» Listing:

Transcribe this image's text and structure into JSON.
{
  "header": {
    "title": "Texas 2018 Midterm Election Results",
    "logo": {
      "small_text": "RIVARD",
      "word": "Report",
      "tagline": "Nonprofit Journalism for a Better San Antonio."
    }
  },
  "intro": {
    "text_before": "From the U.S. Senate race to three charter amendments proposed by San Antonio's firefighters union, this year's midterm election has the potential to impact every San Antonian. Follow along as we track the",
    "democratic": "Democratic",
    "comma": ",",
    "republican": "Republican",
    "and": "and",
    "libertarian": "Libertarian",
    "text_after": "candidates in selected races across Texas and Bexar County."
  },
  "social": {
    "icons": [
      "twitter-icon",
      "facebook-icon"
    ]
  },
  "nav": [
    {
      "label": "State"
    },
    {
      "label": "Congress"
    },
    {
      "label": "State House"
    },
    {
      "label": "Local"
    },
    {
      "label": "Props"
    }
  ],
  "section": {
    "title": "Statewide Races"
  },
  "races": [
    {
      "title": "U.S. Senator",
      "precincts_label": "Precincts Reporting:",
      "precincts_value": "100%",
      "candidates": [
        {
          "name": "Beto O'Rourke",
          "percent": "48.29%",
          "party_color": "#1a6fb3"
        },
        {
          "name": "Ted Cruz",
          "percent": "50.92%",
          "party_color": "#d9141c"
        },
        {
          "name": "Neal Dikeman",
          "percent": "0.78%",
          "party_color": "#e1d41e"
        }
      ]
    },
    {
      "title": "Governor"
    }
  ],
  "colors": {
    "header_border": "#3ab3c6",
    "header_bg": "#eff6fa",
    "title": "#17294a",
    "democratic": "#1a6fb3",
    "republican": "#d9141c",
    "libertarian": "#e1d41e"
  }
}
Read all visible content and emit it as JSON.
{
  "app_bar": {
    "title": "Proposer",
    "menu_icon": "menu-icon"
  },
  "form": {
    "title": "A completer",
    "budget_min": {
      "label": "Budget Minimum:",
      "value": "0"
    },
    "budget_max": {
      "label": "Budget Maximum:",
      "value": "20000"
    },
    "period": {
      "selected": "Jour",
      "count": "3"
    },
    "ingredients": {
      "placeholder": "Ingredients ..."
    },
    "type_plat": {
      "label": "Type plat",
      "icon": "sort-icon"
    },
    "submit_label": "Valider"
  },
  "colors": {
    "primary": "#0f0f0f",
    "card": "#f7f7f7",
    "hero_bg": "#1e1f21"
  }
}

» Task prompt: Go through the material above and count the lines that include "name". Give the number alone.

» Solution to this problem: 3